* begin STORED ROWS *
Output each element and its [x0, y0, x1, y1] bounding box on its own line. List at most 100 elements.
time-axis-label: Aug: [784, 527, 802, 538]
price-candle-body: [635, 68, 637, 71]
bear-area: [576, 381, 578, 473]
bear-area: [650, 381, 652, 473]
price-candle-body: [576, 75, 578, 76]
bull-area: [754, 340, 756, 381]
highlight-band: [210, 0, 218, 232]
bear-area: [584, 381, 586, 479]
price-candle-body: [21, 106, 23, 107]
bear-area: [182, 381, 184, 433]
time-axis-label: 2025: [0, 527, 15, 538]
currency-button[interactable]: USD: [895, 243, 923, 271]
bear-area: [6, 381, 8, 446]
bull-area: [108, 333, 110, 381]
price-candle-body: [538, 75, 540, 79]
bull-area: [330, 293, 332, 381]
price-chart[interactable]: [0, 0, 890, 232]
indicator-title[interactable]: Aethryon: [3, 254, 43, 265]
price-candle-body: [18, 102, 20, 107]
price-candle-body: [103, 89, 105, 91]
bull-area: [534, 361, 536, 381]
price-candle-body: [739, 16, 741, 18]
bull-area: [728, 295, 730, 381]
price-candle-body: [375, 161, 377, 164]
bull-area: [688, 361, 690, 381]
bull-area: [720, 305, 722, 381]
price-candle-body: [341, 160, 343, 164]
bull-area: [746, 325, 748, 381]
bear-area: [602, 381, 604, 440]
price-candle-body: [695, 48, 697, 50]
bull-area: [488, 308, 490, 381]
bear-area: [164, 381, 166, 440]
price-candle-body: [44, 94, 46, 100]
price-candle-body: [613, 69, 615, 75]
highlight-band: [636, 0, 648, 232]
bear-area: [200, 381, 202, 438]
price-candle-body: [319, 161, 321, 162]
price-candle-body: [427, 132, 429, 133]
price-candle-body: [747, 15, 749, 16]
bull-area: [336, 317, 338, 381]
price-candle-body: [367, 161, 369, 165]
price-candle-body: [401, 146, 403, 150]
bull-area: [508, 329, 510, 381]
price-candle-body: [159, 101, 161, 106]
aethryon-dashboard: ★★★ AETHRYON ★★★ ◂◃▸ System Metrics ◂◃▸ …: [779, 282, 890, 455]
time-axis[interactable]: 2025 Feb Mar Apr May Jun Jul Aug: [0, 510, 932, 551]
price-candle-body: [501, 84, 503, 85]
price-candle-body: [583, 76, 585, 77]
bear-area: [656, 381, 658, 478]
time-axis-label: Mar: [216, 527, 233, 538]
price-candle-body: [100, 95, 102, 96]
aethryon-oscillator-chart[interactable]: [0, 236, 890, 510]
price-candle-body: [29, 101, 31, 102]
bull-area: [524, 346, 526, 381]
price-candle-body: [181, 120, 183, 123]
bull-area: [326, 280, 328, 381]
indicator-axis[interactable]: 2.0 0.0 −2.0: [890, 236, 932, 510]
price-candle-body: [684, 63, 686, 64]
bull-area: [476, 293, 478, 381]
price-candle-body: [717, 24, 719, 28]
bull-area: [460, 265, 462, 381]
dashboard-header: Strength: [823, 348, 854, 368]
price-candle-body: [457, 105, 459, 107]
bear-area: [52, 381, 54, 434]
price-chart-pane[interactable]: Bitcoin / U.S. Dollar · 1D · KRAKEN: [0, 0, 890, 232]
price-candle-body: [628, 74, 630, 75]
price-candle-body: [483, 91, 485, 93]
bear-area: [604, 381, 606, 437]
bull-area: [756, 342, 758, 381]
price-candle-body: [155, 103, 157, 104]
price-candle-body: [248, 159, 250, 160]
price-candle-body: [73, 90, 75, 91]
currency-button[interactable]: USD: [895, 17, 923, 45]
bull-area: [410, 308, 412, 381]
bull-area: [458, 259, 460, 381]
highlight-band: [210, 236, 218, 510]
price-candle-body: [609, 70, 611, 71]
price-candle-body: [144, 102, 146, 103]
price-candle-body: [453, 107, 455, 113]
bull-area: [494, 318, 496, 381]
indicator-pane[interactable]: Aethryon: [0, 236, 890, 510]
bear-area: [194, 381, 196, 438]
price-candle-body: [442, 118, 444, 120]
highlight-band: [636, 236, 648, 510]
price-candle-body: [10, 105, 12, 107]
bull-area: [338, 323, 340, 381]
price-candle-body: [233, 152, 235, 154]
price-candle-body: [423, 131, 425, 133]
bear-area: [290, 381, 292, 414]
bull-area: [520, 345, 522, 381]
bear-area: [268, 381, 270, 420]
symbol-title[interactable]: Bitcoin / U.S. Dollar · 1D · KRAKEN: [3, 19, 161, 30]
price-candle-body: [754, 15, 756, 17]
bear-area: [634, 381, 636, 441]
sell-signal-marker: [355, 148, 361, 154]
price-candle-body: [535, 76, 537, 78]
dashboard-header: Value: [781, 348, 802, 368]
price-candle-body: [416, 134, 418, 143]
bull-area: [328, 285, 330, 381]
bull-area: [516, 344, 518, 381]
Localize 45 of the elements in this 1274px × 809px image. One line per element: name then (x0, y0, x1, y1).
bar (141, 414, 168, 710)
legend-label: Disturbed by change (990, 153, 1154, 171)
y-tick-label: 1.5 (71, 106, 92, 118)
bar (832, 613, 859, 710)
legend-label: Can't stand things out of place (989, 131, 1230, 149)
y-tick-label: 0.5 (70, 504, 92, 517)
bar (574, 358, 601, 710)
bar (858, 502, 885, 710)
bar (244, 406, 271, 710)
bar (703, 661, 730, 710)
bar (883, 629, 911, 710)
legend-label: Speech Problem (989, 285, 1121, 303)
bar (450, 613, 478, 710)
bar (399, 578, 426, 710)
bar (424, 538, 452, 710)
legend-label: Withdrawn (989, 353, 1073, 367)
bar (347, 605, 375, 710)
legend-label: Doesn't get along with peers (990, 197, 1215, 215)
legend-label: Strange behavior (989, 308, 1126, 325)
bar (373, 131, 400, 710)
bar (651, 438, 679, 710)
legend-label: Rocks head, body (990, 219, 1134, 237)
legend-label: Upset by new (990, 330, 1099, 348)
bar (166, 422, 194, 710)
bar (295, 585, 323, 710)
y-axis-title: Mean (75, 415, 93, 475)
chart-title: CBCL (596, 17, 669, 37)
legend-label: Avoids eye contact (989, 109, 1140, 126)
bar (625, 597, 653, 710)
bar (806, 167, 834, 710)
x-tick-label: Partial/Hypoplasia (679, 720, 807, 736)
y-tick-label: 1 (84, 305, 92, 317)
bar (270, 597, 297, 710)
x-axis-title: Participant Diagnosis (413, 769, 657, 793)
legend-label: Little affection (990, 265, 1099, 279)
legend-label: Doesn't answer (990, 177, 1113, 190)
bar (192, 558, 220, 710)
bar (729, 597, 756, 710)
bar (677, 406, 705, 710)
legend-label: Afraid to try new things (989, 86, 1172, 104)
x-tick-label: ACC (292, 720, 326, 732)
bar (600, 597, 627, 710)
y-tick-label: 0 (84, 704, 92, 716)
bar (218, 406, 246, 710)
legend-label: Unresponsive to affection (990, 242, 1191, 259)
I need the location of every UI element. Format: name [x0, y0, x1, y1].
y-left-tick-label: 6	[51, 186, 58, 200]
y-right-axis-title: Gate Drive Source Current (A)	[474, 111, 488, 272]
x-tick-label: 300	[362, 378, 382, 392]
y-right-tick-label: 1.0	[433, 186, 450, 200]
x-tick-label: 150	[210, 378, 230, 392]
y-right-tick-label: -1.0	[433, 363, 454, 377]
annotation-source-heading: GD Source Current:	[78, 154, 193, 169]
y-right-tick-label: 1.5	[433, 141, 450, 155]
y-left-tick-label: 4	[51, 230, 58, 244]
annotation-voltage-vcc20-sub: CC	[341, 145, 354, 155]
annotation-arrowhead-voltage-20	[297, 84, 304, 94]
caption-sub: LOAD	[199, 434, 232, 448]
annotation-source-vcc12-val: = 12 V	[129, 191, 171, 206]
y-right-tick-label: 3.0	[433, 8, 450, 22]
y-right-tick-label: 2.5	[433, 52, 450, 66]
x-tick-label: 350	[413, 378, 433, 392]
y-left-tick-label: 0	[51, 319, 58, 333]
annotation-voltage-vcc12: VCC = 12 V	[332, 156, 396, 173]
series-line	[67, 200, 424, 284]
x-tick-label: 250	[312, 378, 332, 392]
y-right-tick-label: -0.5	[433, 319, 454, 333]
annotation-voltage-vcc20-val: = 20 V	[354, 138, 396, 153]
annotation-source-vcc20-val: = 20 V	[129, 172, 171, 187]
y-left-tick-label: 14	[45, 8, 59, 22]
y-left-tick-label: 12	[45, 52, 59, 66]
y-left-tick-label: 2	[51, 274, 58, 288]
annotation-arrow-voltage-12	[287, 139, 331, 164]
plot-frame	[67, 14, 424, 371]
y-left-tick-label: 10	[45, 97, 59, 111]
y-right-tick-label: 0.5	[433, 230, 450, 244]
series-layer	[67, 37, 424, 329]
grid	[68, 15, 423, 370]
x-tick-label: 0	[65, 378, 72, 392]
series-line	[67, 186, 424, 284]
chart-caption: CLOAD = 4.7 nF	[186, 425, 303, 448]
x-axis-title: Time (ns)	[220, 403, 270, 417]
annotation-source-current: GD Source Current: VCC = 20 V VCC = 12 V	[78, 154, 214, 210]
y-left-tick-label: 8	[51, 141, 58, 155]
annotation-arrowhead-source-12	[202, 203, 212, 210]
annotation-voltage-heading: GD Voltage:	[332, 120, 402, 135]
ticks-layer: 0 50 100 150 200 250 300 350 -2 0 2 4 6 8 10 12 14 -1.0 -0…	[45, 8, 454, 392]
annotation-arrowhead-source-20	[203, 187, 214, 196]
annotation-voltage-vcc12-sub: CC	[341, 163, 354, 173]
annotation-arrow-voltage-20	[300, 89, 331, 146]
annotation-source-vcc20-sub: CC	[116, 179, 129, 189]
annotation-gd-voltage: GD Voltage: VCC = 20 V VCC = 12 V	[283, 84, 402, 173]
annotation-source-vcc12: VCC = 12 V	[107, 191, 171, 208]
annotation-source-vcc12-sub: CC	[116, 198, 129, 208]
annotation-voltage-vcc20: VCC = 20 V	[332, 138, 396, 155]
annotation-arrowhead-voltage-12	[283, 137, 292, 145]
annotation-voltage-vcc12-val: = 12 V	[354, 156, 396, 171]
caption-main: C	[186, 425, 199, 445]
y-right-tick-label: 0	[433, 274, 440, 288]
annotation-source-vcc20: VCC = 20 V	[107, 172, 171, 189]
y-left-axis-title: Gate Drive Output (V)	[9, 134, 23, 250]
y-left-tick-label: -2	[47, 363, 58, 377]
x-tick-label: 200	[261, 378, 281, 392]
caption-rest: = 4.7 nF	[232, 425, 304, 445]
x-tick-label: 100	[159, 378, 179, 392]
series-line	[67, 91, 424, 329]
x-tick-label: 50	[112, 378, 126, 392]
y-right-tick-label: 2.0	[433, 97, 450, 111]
* end STORED ROWS *
— YOUR OBJECTIVE —
Could you give the rows as a numbered list, starting with the very first row and stopping after the line that contains "time-axis-label: 2025: [0, 527, 15, 538]", with both of those lines included and any blank lines left out?

— RESPONSE —
1. Output each element and its [x0, y0, x1, y1] bounding box on its own line. List at most 100 elements.
2. time-axis-label: Aug: [784, 527, 802, 538]
3. price-candle-body: [635, 68, 637, 71]
4. bear-area: [576, 381, 578, 473]
5. bear-area: [650, 381, 652, 473]
6. price-candle-body: [576, 75, 578, 76]
7. bull-area: [754, 340, 756, 381]
8. highlight-band: [210, 0, 218, 232]
9. bear-area: [584, 381, 586, 479]
10. price-candle-body: [21, 106, 23, 107]
11. bear-area: [182, 381, 184, 433]
12. time-axis-label: 2025: [0, 527, 15, 538]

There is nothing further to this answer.